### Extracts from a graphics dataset
▽
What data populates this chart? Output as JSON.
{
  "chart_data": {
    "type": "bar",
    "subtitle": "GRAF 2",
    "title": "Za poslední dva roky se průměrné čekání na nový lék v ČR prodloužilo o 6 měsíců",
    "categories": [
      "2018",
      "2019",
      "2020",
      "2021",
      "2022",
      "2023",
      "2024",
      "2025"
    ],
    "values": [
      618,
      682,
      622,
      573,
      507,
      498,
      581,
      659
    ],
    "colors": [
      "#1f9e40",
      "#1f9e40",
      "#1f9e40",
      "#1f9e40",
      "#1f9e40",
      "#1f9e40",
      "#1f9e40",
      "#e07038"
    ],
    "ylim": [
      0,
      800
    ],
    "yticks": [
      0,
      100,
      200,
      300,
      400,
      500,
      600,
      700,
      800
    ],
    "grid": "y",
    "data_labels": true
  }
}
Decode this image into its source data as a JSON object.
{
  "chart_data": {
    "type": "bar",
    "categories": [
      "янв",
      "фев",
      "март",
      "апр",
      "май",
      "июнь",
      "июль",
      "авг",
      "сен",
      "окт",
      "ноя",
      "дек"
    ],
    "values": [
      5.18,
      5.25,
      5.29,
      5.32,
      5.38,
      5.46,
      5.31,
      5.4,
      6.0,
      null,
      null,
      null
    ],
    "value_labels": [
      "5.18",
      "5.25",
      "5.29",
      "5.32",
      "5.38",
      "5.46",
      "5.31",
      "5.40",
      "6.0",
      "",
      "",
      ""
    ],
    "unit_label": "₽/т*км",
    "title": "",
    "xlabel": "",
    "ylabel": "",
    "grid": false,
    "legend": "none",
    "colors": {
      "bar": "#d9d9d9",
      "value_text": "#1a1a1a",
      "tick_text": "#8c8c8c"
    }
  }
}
△
### What this task involves
Extract the data exactly as given.

### Written answer
What data populates this chart? Output as JSON.
{
  "chart_data": {
    "type": "bar",
    "subtitle": "GRAF 2",
    "title": "Za poslední dva roky se průměrné čekání na nový lék v ČR prodloužilo o 6 měsíců",
    "categories": [
      "2018",
      "2019",
      "2020",
      "2021",
      "2022",
      "2023",
      "2024",
      "2025"
    ],
    "values": [
      618,
      682,
      622,
      573,
      507,
      498,
      581,
      659
    ],
    "colors": [
      "#1f9e40",
      "#1f9e40",
      "#1f9e40",
      "#1f9e40",
      "#1f9e40",
      "#1f9e40",
      "#1f9e40",
      "#e07038"
    ],
    "ylim": [
      0,
      800
    ],
    "yticks": [
      0,
      100,
      200,
      300,
      400,
      500,
      600,
      700,
      800
    ],
    "grid": "y",
    "data_labels": true
  }
}
Decode this image into its source data as a JSON object.
{
  "chart_data": {
    "type": "bar",
    "categories": [
      "янв",
      "фев",
      "март",
      "апр",
      "май",
      "июнь",
      "июль",
      "авг",
      "сен",
      "окт",
      "ноя",
      "дек"
    ],
    "values": [
      5.18,
      5.25,
      5.29,
      5.32,
      5.38,
      5.46,
      5.31,
      5.4,
      6.0,
      null,
      null,
      null
    ],
    "value_labels": [
      "5.18",
      "5.25",
      "5.29",
      "5.32",
      "5.38",
      "5.46",
      "5.31",
      "5.40",
      "6.0",
      "",
      "",
      ""
    ],
    "unit_label": "₽/т*км",
    "title": "",
    "xlabel": "",
    "ylabel": "",
    "grid": false,
    "legend": "none",
    "colors": {
      "bar": "#d9d9d9",
      "value_text": "#1a1a1a",
      "tick_text": "#8c8c8c"
    }
  }
}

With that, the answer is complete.